-- WRITTEN TASK --
Starting at the line that has "What's the underlying" and stopping after the line that has "Convert this screenshot", reproduce the listing below exactly; omit everything else.

-- SUPPLIED ENTRIES --
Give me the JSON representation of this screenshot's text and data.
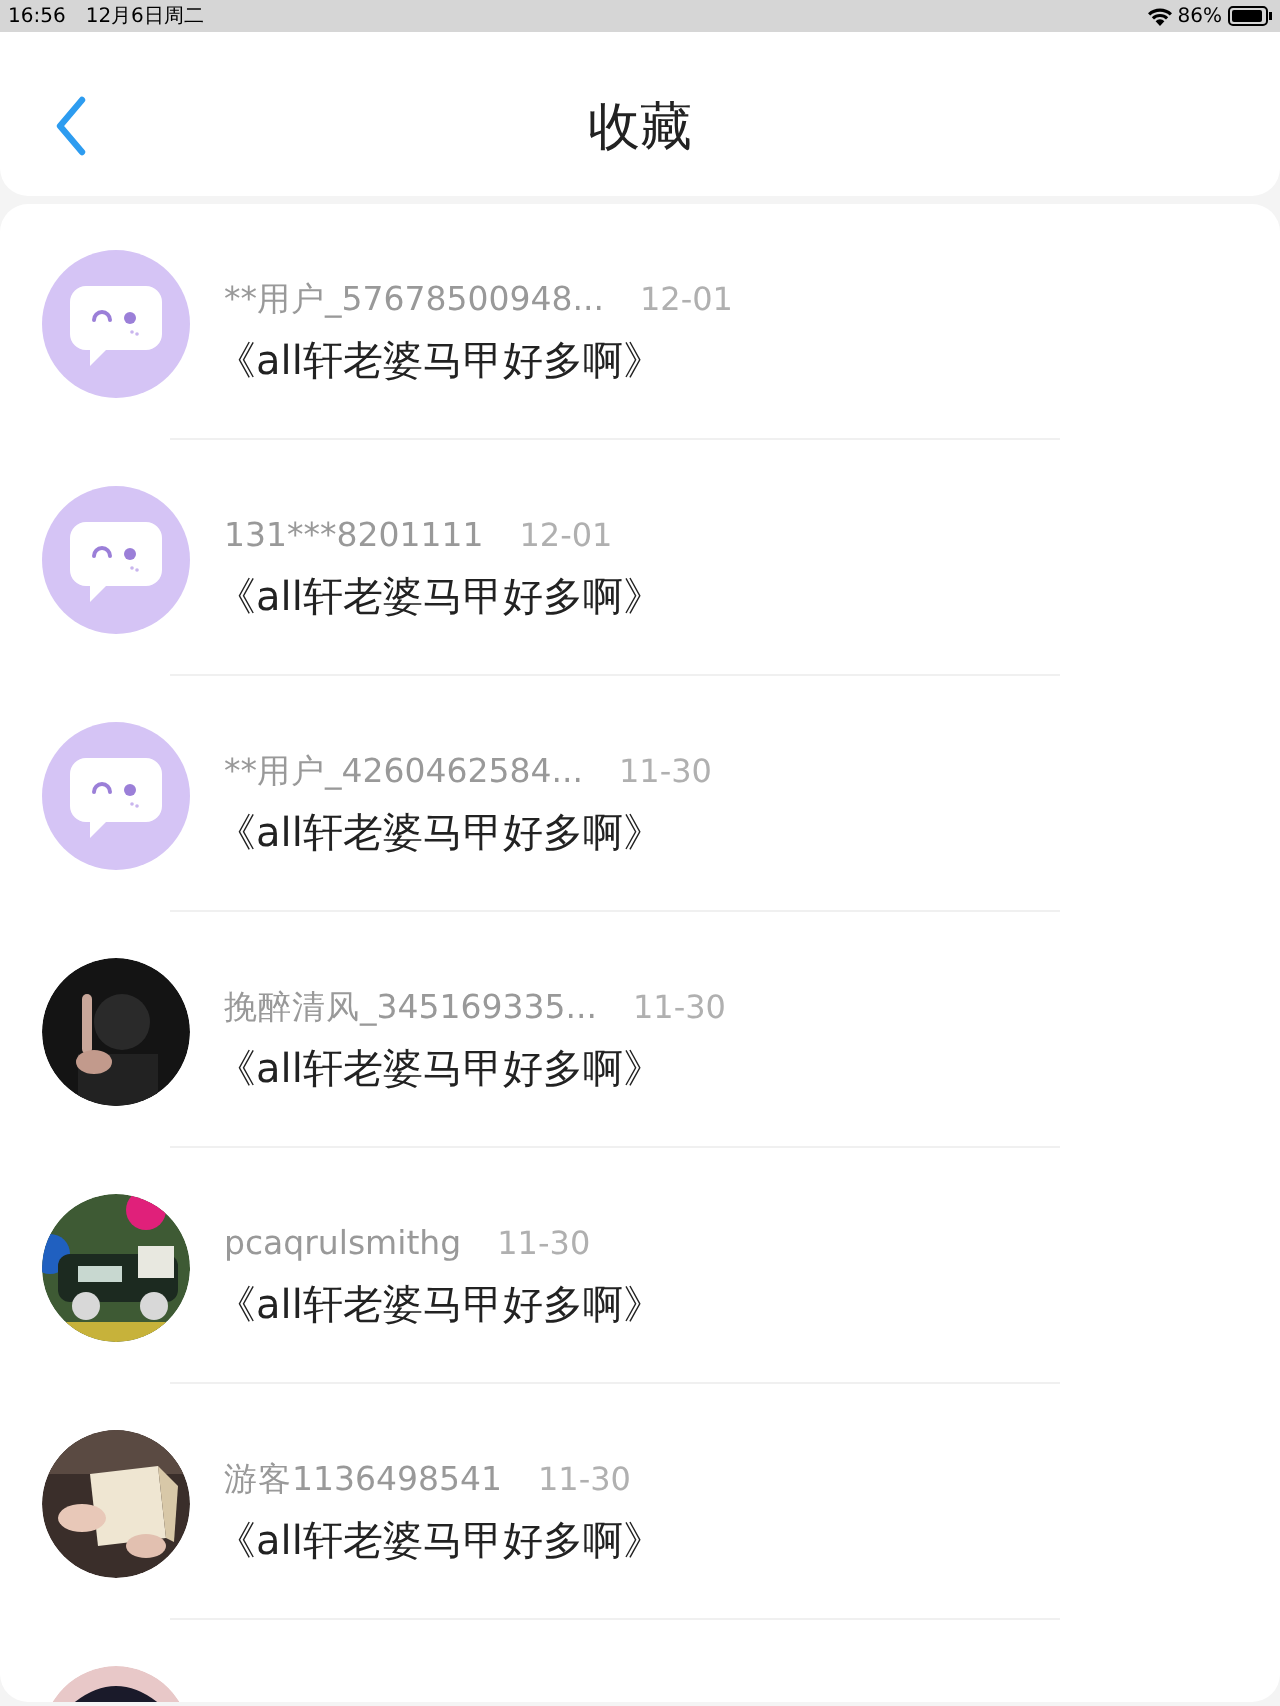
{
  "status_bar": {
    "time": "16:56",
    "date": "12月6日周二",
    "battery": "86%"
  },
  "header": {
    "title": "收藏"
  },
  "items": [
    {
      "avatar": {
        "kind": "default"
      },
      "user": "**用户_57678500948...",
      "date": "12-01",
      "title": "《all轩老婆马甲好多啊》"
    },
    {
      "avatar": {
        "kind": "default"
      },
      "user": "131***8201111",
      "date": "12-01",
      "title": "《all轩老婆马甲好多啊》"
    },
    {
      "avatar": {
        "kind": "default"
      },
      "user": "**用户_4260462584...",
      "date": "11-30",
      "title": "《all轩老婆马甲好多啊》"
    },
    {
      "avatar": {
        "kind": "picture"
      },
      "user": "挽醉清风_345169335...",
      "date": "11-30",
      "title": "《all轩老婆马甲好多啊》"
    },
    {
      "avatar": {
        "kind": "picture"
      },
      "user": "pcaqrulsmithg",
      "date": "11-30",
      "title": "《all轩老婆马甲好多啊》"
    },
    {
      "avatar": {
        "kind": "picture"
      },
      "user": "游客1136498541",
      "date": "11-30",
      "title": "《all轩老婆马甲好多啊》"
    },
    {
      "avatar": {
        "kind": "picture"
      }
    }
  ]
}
...
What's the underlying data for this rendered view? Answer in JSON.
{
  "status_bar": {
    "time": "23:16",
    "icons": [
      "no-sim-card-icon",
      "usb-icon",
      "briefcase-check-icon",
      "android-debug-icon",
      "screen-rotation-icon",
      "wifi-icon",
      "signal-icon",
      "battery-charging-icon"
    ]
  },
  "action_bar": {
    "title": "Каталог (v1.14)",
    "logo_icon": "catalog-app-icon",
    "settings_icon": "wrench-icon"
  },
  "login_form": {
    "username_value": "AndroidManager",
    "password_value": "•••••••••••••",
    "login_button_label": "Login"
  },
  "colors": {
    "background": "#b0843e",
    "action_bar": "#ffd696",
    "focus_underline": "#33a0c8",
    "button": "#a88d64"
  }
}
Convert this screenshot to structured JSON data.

-- TASK RESULT --
What's the underlying data for this rendered view? Answer in JSON.
{
  "status_bar": {
    "time": "23:16",
    "icons": [
      "no-sim-card-icon",
      "usb-icon",
      "briefcase-check-icon",
      "android-debug-icon",
      "screen-rotation-icon",
      "wifi-icon",
      "signal-icon",
      "battery-charging-icon"
    ]
  },
  "action_bar": {
    "title": "Каталог (v1.14)",
    "logo_icon": "catalog-app-icon",
    "settings_icon": "wrench-icon"
  },
  "login_form": {
    "username_value": "AndroidManager",
    "password_value": "•••••••••••••",
    "login_button_label": "Login"
  },
  "colors": {
    "background": "#b0843e",
    "action_bar": "#ffd696",
    "focus_underline": "#33a0c8",
    "button": "#a88d64"
  }
}
Convert this screenshot to structured JSON data.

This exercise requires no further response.